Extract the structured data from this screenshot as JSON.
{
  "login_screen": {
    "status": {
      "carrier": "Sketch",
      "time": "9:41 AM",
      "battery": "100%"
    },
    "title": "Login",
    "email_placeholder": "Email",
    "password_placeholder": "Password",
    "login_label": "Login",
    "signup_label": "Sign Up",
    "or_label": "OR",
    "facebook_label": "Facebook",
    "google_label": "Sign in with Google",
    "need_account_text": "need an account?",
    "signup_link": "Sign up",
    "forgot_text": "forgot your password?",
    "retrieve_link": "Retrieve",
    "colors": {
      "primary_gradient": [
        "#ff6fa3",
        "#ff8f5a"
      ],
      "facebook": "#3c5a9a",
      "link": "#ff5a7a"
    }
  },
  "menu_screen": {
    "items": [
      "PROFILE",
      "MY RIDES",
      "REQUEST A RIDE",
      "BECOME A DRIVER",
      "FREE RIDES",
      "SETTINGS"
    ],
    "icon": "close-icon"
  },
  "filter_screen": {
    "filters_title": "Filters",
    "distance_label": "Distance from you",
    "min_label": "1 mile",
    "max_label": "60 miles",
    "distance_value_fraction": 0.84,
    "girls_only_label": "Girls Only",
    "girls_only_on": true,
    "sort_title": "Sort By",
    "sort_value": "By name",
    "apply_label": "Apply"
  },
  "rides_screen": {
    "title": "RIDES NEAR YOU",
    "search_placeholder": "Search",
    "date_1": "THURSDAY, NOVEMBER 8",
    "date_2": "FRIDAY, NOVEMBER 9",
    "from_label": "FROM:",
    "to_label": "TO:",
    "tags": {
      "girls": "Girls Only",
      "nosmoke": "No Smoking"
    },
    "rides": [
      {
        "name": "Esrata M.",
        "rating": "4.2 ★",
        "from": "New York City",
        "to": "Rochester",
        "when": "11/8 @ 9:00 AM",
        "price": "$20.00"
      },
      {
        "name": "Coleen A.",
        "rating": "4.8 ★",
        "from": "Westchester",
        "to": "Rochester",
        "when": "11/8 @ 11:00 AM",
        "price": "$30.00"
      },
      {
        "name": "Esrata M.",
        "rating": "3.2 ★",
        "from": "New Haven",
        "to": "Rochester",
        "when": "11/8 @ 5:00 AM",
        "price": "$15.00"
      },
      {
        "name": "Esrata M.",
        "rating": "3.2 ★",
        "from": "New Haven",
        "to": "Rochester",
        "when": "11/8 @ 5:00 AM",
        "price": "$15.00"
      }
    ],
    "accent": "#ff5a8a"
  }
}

++++++++++

■ **The problem**: Print all the data exactly.

■ **Problem solution**:
Extract the structured data from this screenshot as JSON.
{
  "login_screen": {
    "status": {
      "carrier": "Sketch",
      "time": "9:41 AM",
      "battery": "100%"
    },
    "title": "Login",
    "email_placeholder": "Email",
    "password_placeholder": "Password",
    "login_label": "Login",
    "signup_label": "Sign Up",
    "or_label": "OR",
    "facebook_label": "Facebook",
    "google_label": "Sign in with Google",
    "need_account_text": "need an account?",
    "signup_link": "Sign up",
    "forgot_text": "forgot your password?",
    "retrieve_link": "Retrieve",
    "colors": {
      "primary_gradient": [
        "#ff6fa3",
        "#ff8f5a"
      ],
      "facebook": "#3c5a9a",
      "link": "#ff5a7a"
    }
  },
  "menu_screen": {
    "items": [
      "PROFILE",
      "MY RIDES",
      "REQUEST A RIDE",
      "BECOME A DRIVER",
      "FREE RIDES",
      "SETTINGS"
    ],
    "icon": "close-icon"
  },
  "filter_screen": {
    "filters_title": "Filters",
    "distance_label": "Distance from you",
    "min_label": "1 mile",
    "max_label": "60 miles",
    "distance_value_fraction": 0.84,
    "girls_only_label": "Girls Only",
    "girls_only_on": true,
    "sort_title": "Sort By",
    "sort_value": "By name",
    "apply_label": "Apply"
  },
  "rides_screen": {
    "title": "RIDES NEAR YOU",
    "search_placeholder": "Search",
    "date_1": "THURSDAY, NOVEMBER 8",
    "date_2": "FRIDAY, NOVEMBER 9",
    "from_label": "FROM:",
    "to_label": "TO:",
    "tags": {
      "girls": "Girls Only",
      "nosmoke": "No Smoking"
    },
    "rides": [
      {
        "name": "Esrata M.",
        "rating": "4.2 ★",
        "from": "New York City",
        "to": "Rochester",
        "when": "11/8 @ 9:00 AM",
        "price": "$20.00"
      },
      {
        "name": "Coleen A.",
        "rating": "4.8 ★",
        "from": "Westchester",
        "to": "Rochester",
        "when": "11/8 @ 11:00 AM",
        "price": "$30.00"
      },
      {
        "name": "Esrata M.",
        "rating": "3.2 ★",
        "from": "New Haven",
        "to": "Rochester",
        "when": "11/8 @ 5:00 AM",
        "price": "$15.00"
      },
      {
        "name": "Esrata M.",
        "rating": "3.2 ★",
        "from": "New Haven",
        "to": "Rochester",
        "when": "11/8 @ 5:00 AM",
        "price": "$15.00"
      }
    ],
    "accent": "#ff5a8a"
  }
}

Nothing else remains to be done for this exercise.